_What to do:_
Below is a block of records. Copy every line in it that contains the word "регламента".

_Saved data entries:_
___
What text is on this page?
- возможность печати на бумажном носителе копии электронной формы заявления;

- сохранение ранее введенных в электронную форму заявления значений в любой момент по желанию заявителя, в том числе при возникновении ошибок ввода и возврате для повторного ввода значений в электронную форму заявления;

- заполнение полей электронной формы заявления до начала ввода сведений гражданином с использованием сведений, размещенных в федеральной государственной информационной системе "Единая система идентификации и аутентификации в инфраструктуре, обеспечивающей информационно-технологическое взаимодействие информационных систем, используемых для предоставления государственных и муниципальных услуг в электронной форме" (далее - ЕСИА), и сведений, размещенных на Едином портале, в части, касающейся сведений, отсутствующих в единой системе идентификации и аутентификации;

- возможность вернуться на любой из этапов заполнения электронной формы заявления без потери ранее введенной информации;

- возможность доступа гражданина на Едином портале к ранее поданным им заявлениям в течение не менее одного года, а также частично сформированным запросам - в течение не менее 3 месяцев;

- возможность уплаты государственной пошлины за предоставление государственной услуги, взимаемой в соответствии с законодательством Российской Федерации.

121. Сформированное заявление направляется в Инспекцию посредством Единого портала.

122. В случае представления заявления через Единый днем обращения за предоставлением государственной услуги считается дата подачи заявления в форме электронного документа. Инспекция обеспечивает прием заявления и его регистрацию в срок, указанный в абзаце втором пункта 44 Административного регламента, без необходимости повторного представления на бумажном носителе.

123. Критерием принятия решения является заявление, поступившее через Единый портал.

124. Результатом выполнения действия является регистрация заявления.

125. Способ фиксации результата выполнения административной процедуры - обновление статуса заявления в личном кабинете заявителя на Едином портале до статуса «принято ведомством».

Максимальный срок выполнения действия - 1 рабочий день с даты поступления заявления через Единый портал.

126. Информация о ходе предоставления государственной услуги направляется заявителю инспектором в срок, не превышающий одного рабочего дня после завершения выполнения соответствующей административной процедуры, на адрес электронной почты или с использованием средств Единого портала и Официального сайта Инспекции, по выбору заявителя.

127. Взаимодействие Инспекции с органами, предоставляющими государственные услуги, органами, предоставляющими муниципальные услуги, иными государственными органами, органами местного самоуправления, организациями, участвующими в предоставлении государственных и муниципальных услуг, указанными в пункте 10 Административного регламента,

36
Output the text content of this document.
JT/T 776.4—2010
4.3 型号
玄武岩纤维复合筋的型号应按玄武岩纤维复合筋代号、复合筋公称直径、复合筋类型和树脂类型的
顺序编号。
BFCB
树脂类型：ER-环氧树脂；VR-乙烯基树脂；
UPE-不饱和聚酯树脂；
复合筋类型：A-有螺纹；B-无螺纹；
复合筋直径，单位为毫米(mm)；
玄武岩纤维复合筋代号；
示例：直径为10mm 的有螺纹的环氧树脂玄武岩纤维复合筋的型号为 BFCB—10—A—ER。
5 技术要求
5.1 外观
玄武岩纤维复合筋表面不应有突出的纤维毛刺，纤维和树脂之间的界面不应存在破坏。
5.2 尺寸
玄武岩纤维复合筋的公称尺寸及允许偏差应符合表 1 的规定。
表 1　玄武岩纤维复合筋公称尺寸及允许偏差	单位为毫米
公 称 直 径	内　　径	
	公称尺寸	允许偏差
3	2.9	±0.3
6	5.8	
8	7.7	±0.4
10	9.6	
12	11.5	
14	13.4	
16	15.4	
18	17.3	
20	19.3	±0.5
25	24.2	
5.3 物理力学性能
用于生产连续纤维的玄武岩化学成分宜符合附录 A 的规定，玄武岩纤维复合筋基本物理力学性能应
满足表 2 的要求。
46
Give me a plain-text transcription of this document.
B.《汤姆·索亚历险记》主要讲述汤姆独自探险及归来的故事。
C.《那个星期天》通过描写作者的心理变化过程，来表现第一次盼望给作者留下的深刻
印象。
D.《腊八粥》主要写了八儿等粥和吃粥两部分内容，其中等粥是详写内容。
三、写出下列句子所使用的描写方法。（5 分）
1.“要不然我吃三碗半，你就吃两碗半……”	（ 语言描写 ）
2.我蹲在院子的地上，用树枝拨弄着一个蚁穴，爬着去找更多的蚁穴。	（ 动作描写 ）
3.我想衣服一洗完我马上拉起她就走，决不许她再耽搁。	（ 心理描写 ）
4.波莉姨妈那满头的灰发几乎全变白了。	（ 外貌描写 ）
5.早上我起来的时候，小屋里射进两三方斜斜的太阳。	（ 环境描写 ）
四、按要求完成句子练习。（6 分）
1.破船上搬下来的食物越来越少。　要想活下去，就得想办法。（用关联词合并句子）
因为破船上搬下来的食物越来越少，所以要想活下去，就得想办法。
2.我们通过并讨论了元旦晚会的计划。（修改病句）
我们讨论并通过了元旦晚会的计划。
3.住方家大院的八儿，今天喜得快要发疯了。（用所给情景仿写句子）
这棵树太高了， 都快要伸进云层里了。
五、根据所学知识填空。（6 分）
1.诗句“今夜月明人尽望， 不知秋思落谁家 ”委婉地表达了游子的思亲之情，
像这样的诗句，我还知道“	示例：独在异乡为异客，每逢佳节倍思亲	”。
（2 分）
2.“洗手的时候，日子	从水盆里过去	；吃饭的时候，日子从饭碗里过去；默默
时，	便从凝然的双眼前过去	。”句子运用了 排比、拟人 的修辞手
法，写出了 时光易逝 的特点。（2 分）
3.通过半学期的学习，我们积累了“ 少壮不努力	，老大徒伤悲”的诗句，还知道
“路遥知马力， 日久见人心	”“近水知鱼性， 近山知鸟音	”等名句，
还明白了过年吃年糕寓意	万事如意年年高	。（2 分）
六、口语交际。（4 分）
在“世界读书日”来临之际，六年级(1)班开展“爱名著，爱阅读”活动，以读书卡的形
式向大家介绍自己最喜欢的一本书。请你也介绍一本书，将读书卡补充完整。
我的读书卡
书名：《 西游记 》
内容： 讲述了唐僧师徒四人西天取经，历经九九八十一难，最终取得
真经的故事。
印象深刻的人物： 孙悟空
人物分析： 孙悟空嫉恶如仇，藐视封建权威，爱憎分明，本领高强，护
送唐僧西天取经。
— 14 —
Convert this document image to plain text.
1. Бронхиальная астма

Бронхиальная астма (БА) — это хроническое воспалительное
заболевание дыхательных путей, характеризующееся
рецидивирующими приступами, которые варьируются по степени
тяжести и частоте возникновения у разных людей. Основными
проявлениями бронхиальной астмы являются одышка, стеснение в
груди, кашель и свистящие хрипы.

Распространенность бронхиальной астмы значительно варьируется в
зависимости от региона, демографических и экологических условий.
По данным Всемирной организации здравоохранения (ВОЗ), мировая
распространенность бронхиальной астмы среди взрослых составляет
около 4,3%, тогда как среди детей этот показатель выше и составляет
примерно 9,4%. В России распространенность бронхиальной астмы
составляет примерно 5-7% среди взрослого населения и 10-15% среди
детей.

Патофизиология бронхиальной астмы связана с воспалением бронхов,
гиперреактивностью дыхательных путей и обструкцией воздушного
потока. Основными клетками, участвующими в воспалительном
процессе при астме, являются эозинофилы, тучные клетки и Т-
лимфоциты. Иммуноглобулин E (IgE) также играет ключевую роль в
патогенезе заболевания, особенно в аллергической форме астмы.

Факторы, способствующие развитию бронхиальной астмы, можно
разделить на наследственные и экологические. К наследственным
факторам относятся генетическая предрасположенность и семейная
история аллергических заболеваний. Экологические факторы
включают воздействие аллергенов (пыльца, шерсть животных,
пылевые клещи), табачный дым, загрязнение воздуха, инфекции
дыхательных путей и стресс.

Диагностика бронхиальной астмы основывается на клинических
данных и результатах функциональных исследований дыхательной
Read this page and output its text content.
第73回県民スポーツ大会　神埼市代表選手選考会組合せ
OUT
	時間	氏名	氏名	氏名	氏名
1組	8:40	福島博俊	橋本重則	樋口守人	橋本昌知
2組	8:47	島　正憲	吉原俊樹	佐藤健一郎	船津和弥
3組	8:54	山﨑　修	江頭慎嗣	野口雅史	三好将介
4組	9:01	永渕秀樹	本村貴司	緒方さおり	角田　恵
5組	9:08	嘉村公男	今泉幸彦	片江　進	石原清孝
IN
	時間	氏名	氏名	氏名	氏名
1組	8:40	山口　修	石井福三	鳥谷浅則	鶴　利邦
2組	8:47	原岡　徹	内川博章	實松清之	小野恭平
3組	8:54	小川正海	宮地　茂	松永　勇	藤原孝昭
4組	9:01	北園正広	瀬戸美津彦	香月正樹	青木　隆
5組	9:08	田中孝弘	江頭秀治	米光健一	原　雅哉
___
_Correct response:_
122. В случае представления заявления через Единый днем обращения за предоставлением государственной услуги считается дата подачи заявления в форме электронного документа. Инспекция обеспечивает прием заявления и его регистрацию в срок, указанный в абзаце втором пункта 44 Административного регламента, без необходимости повторного представления на бумажном носителе.
127. Взаимодействие Инспекции с органами, предоставляющими государственные услуги, органами, предоставляющими муниципальные услуги, иными государственными органами, органами местного самоуправления, организациями, участвующими в предоставлении государственных и муниципальных услуг, указанными в пункте 10 Административного регламента,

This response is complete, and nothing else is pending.